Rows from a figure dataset
════
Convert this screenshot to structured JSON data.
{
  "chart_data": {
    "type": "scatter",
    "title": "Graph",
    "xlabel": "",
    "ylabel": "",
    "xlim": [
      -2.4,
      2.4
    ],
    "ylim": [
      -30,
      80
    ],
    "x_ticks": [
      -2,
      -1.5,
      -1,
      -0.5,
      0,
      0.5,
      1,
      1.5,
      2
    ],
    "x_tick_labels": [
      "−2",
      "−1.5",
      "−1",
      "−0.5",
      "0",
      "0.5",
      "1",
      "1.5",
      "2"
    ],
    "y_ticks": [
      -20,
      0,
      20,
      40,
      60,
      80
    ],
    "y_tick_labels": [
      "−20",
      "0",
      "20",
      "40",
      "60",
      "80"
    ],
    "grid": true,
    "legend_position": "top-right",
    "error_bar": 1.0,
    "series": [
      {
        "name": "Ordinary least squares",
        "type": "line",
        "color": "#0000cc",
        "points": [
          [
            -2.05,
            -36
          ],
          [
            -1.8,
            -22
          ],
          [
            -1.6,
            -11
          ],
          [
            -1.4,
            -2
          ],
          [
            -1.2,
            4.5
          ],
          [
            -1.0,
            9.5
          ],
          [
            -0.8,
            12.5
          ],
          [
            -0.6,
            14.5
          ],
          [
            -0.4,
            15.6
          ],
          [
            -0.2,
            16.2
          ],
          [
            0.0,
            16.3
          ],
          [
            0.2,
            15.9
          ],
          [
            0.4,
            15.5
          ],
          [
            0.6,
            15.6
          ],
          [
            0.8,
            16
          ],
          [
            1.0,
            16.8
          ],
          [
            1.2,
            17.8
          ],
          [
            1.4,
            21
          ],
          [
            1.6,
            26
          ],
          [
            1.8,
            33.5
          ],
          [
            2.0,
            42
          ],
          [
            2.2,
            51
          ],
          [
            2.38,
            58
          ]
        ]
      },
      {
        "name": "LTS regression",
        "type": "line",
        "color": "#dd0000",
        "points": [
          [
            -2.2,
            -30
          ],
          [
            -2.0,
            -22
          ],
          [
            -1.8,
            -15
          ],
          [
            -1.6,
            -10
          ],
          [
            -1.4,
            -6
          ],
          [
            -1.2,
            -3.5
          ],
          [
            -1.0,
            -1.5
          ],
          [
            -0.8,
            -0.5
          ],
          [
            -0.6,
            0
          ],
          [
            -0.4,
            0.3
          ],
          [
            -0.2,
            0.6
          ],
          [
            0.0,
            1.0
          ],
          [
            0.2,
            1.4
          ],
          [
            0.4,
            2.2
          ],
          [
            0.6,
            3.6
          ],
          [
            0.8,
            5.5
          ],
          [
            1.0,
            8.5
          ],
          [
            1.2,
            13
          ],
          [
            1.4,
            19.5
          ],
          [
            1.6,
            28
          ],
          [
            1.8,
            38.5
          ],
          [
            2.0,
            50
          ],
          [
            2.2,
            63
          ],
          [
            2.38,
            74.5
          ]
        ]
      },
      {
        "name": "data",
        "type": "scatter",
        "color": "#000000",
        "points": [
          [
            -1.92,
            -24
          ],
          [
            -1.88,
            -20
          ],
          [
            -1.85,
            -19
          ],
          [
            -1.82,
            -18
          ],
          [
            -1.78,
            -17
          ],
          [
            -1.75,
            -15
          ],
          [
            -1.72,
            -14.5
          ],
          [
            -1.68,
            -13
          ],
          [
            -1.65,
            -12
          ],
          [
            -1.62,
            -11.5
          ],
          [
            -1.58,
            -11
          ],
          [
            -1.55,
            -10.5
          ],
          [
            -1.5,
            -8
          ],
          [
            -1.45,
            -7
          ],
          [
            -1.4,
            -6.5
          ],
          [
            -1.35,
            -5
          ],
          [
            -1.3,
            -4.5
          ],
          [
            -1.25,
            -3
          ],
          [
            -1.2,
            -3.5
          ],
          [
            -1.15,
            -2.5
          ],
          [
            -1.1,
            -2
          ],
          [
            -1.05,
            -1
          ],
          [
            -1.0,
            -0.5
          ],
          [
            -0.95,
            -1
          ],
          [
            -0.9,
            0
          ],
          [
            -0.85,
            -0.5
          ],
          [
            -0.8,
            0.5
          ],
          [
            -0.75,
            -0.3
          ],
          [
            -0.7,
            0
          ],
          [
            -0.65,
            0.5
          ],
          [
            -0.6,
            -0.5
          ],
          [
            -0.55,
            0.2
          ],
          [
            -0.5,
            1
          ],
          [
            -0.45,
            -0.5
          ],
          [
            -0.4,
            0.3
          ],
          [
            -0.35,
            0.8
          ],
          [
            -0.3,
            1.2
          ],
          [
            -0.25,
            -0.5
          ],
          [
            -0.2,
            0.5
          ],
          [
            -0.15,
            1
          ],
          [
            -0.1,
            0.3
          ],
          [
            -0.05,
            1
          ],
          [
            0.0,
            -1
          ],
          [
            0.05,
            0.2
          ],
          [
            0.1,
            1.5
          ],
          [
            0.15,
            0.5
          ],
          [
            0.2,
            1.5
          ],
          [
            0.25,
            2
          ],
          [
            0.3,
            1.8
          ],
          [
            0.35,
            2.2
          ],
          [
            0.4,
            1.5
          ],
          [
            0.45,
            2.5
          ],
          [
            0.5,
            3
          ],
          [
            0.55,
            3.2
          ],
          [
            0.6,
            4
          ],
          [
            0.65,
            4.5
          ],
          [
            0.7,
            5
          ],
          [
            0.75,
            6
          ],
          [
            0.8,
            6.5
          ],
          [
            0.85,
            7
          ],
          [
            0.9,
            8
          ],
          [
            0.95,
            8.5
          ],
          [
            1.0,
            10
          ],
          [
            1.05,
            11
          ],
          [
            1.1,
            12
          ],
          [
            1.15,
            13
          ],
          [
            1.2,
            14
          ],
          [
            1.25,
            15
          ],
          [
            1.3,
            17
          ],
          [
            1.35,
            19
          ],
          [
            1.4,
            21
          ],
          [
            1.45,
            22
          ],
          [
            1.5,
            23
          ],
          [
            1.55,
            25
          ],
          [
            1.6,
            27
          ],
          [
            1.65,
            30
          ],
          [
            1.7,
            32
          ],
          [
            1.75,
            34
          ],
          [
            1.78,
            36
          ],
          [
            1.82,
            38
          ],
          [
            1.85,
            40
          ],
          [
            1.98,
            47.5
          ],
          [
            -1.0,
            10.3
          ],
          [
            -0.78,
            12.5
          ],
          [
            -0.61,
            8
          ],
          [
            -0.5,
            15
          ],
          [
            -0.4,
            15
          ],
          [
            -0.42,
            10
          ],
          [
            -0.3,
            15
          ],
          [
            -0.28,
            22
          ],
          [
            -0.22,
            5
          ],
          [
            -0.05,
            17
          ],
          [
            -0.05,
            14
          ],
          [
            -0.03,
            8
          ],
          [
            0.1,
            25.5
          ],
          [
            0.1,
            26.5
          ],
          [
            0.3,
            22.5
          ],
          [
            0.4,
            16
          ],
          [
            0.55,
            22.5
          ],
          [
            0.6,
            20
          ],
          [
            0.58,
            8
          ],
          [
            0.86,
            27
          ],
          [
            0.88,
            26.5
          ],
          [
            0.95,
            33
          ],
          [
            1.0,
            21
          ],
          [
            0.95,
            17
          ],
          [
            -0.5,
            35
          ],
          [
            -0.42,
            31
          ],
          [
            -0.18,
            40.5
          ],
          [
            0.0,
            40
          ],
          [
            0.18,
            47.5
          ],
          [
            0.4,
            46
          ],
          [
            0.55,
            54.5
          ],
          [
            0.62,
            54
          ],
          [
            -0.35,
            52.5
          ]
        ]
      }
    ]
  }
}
════
• Task prompt: Transcribe every record above exactly as it appears.

• Solution:
Convert this screenshot to structured JSON data.
{
  "chart_data": {
    "type": "scatter",
    "title": "Graph",
    "xlabel": "",
    "ylabel": "",
    "xlim": [
      -2.4,
      2.4
    ],
    "ylim": [
      -30,
      80
    ],
    "x_ticks": [
      -2,
      -1.5,
      -1,
      -0.5,
      0,
      0.5,
      1,
      1.5,
      2
    ],
    "x_tick_labels": [
      "−2",
      "−1.5",
      "−1",
      "−0.5",
      "0",
      "0.5",
      "1",
      "1.5",
      "2"
    ],
    "y_ticks": [
      -20,
      0,
      20,
      40,
      60,
      80
    ],
    "y_tick_labels": [
      "−20",
      "0",
      "20",
      "40",
      "60",
      "80"
    ],
    "grid": true,
    "legend_position": "top-right",
    "error_bar": 1.0,
    "series": [
      {
        "name": "Ordinary least squares",
        "type": "line",
        "color": "#0000cc",
        "points": [
          [
            -2.05,
            -36
          ],
          [
            -1.8,
            -22
          ],
          [
            -1.6,
            -11
          ],
          [
            -1.4,
            -2
          ],
          [
            -1.2,
            4.5
          ],
          [
            -1.0,
            9.5
          ],
          [
            -0.8,
            12.5
          ],
          [
            -0.6,
            14.5
          ],
          [
            -0.4,
            15.6
          ],
          [
            -0.2,
            16.2
          ],
          [
            0.0,
            16.3
          ],
          [
            0.2,
            15.9
          ],
          [
            0.4,
            15.5
          ],
          [
            0.6,
            15.6
          ],
          [
            0.8,
            16
          ],
          [
            1.0,
            16.8
          ],
          [
            1.2,
            17.8
          ],
          [
            1.4,
            21
          ],
          [
            1.6,
            26
          ],
          [
            1.8,
            33.5
          ],
          [
            2.0,
            42
          ],
          [
            2.2,
            51
          ],
          [
            2.38,
            58
          ]
        ]
      },
      {
        "name": "LTS regression",
        "type": "line",
        "color": "#dd0000",
        "points": [
          [
            -2.2,
            -30
          ],
          [
            -2.0,
            -22
          ],
          [
            -1.8,
            -15
          ],
          [
            -1.6,
            -10
          ],
          [
            -1.4,
            -6
          ],
          [
            -1.2,
            -3.5
          ],
          [
            -1.0,
            -1.5
          ],
          [
            -0.8,
            -0.5
          ],
          [
            -0.6,
            0
          ],
          [
            -0.4,
            0.3
          ],
          [
            -0.2,
            0.6
          ],
          [
            0.0,
            1.0
          ],
          [
            0.2,
            1.4
          ],
          [
            0.4,
            2.2
          ],
          [
            0.6,
            3.6
          ],
          [
            0.8,
            5.5
          ],
          [
            1.0,
            8.5
          ],
          [
            1.2,
            13
          ],
          [
            1.4,
            19.5
          ],
          [
            1.6,
            28
          ],
          [
            1.8,
            38.5
          ],
          [
            2.0,
            50
          ],
          [
            2.2,
            63
          ],
          [
            2.38,
            74.5
          ]
        ]
      },
      {
        "name": "data",
        "type": "scatter",
        "color": "#000000",
        "points": [
          [
            -1.92,
            -24
          ],
          [
            -1.88,
            -20
          ],
          [
            -1.85,
            -19
          ],
          [
            -1.82,
            -18
          ],
          [
            -1.78,
            -17
          ],
          [
            -1.75,
            -15
          ],
          [
            -1.72,
            -14.5
          ],
          [
            -1.68,
            -13
          ],
          [
            -1.65,
            -12
          ],
          [
            -1.62,
            -11.5
          ],
          [
            -1.58,
            -11
          ],
          [
            -1.55,
            -10.5
          ],
          [
            -1.5,
            -8
          ],
          [
            -1.45,
            -7
          ],
          [
            -1.4,
            -6.5
          ],
          [
            -1.35,
            -5
          ],
          [
            -1.3,
            -4.5
          ],
          [
            -1.25,
            -3
          ],
          [
            -1.2,
            -3.5
          ],
          [
            -1.15,
            -2.5
          ],
          [
            -1.1,
            -2
          ],
          [
            -1.05,
            -1
          ],
          [
            -1.0,
            -0.5
          ],
          [
            -0.95,
            -1
          ],
          [
            -0.9,
            0
          ],
          [
            -0.85,
            -0.5
          ],
          [
            -0.8,
            0.5
          ],
          [
            -0.75,
            -0.3
          ],
          [
            -0.7,
            0
          ],
          [
            -0.65,
            0.5
          ],
          [
            -0.6,
            -0.5
          ],
          [
            -0.55,
            0.2
          ],
          [
            -0.5,
            1
          ],
          [
            -0.45,
            -0.5
          ],
          [
            -0.4,
            0.3
          ],
          [
            -0.35,
            0.8
          ],
          [
            -0.3,
            1.2
          ],
          [
            -0.25,
            -0.5
          ],
          [
            -0.2,
            0.5
          ],
          [
            -0.15,
            1
          ],
          [
            -0.1,
            0.3
          ],
          [
            -0.05,
            1
          ],
          [
            0.0,
            -1
          ],
          [
            0.05,
            0.2
          ],
          [
            0.1,
            1.5
          ],
          [
            0.15,
            0.5
          ],
          [
            0.2,
            1.5
          ],
          [
            0.25,
            2
          ],
          [
            0.3,
            1.8
          ],
          [
            0.35,
            2.2
          ],
          [
            0.4,
            1.5
          ],
          [
            0.45,
            2.5
          ],
          [
            0.5,
            3
          ],
          [
            0.55,
            3.2
          ],
          [
            0.6,
            4
          ],
          [
            0.65,
            4.5
          ],
          [
            0.7,
            5
          ],
          [
            0.75,
            6
          ],
          [
            0.8,
            6.5
          ],
          [
            0.85,
            7
          ],
          [
            0.9,
            8
          ],
          [
            0.95,
            8.5
          ],
          [
            1.0,
            10
          ],
          [
            1.05,
            11
          ],
          [
            1.1,
            12
          ],
          [
            1.15,
            13
          ],
          [
            1.2,
            14
          ],
          [
            1.25,
            15
          ],
          [
            1.3,
            17
          ],
          [
            1.35,
            19
          ],
          [
            1.4,
            21
          ],
          [
            1.45,
            22
          ],
          [
            1.5,
            23
          ],
          [
            1.55,
            25
          ],
          [
            1.6,
            27
          ],
          [
            1.65,
            30
          ],
          [
            1.7,
            32
          ],
          [
            1.75,
            34
          ],
          [
            1.78,
            36
          ],
          [
            1.82,
            38
          ],
          [
            1.85,
            40
          ],
          [
            1.98,
            47.5
          ],
          [
            -1.0,
            10.3
          ],
          [
            -0.78,
            12.5
          ],
          [
            -0.61,
            8
          ],
          [
            -0.5,
            15
          ],
          [
            -0.4,
            15
          ],
          [
            -0.42,
            10
          ],
          [
            -0.3,
            15
          ],
          [
            -0.28,
            22
          ],
          [
            -0.22,
            5
          ],
          [
            -0.05,
            17
          ],
          [
            -0.05,
            14
          ],
          [
            -0.03,
            8
          ],
          [
            0.1,
            25.5
          ],
          [
            0.1,
            26.5
          ],
          [
            0.3,
            22.5
          ],
          [
            0.4,
            16
          ],
          [
            0.55,
            22.5
          ],
          [
            0.6,
            20
          ],
          [
            0.58,
            8
          ],
          [
            0.86,
            27
          ],
          [
            0.88,
            26.5
          ],
          [
            0.95,
            33
          ],
          [
            1.0,
            21
          ],
          [
            0.95,
            17
          ],
          [
            -0.5,
            35
          ],
          [
            -0.42,
            31
          ],
          [
            -0.18,
            40.5
          ],
          [
            0.0,
            40
          ],
          [
            0.18,
            47.5
          ],
          [
            0.4,
            46
          ],
          [
            0.55,
            54.5
          ],
          [
            0.62,
            54
          ],
          [
            -0.35,
            52.5
          ]
        ]
      }
    ]
  }
}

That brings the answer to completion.